» **Domande**:
• 1. Aggiorna un passo del testo sui social network: riportalo partendo dalle parole "Viviamo in una" e fermandoti dopo "fa così male?", con "conforto" al posto di "consolazione".
• 2. Prosegui il testo sui social network dopo la sua ultima frase.

» **Brano da leggere**:
----------------

Quanto può essere appagante postare una foto e ricevere una miriade di like e commenti? Quanto ci sentiamo belli con quei filtri che ci fanno perdere la nostra essenza? Ma quanto può essere ingenuo abbandonarsi alle avances dei social network? Anche i nostri genitori, tradizionalisti e di un’altra generazione, si immergono con noi in questo universo parallelo e, a cena, ormai anche loro mangiano con il telefono in mano. Altri genitori si lamentano continuamente di questa nostra dipendenza e non si soffermano nemmeno un istante a pensare che, magari, anche la società ha le sue colpe.

Viviamo in una società atroce, violenta e banale; assistiamo ogni giorno, anche se indirettamente, a violenze sulle donne, omicidi, crisi e guerre senza pietà. La popolazione cresce a dismisura, e ogni giorno perdiamo una parte del nostro valore: diventiamo soltanto individui senza nome o rilevanza. Nei social cerchiamo quasi un appiglio e un po’ di consolazione: ci rendiamo ridicoli solo per sembrare interessanti. Come possiamo essere cosi presi da qualcosa che ci fa così male?

----------------

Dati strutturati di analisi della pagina
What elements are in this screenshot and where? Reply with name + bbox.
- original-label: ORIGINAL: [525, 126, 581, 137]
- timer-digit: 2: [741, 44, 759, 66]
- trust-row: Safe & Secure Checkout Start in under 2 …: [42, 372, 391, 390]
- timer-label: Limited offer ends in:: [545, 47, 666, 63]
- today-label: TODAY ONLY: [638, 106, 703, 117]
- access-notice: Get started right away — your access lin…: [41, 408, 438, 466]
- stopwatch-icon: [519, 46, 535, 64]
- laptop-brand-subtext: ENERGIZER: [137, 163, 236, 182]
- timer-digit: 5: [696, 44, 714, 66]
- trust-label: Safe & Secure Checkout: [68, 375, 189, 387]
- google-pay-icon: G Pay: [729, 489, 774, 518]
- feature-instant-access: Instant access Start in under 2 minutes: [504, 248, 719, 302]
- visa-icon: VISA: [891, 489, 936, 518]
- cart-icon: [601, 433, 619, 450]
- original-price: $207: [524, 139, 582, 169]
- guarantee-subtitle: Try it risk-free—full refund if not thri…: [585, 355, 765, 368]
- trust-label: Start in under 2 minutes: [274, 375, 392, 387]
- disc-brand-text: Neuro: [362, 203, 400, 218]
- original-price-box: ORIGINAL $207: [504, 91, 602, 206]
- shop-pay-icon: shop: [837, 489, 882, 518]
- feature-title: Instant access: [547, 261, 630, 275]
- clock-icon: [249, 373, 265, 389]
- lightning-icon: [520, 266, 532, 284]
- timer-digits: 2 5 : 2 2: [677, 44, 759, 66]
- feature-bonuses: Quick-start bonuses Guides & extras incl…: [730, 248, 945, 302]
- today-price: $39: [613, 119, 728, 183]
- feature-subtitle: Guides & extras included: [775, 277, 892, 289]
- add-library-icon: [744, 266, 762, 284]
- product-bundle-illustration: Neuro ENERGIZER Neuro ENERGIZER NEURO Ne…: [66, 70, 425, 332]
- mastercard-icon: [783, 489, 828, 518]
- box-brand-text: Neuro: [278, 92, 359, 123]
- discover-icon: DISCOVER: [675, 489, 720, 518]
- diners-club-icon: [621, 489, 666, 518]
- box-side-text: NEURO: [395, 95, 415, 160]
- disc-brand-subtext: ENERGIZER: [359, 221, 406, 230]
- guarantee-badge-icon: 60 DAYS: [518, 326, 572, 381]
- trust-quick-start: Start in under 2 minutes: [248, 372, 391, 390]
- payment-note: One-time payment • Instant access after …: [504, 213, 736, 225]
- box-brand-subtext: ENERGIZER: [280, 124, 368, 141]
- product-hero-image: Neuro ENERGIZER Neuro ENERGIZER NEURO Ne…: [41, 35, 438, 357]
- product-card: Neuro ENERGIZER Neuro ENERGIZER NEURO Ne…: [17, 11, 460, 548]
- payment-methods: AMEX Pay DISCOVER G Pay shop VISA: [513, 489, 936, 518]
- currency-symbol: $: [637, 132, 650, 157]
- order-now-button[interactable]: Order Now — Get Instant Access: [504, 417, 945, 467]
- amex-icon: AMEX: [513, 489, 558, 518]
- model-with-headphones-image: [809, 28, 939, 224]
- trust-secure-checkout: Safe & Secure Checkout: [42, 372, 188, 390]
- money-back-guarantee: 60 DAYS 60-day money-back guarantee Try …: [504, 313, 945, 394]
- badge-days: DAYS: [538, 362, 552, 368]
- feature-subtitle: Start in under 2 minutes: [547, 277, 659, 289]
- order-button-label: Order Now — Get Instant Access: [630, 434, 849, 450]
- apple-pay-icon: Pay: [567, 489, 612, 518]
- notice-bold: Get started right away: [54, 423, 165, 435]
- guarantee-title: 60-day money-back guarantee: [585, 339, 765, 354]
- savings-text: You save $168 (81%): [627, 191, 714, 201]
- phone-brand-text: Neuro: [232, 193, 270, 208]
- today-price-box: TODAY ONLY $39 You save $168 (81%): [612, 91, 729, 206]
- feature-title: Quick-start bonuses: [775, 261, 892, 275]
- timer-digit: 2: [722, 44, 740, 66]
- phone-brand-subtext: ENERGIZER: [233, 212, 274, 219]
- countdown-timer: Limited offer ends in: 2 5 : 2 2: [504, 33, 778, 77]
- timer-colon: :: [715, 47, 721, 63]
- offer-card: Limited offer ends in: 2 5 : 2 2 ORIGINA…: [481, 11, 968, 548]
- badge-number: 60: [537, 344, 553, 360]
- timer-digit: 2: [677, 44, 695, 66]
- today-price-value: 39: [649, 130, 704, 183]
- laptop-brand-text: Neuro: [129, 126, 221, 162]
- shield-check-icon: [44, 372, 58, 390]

----------------

» **Soluzioni dell'esercizio**:
• 1.
Viviamo in una società atroce, violenta e banale; assistiamo ogni giorno, anche se indirettamente, a violenze sulle donne, omicidi, crisi e guerre senza pietà. La popolazione cresce a dismisura, e ogni giorno perdiamo una parte del nostro valore: diventiamo soltanto individui senza nome o rilevanza. Nei social cerchiamo quasi un appiglio e un po’ di conforto: ci rendiamo ridicoli solo per sembrare interessanti. Come possiamo essere cosi presi da qualcosa che ci fa così male?

• 2.
La risposta è molto semplice: non ci rendiamo conto del dolore che i social ci procurano, così accecati da arrivare a pensare di meritarcelo, quel dolore, di meritarci quell’afflusso di insicurezze alla vista di persone troppo belle per essere reali. Magari con un naso più proporzionato del nostro, un corpo migliore. Per questo ci impegniamo con tutte le nostre forze per cercare di assomigliare a loro. A ogni passo e cambiamento, però, perdiamo una parte di noi stessi, ciò che ci rende quello che siamo.

Tutte queste domande non hanno bisogno di risposta, perché la conosciamo tutti, la risposta. Fermiamoci un attimo a riflettere: sono davvero queste le cose importanti per noi?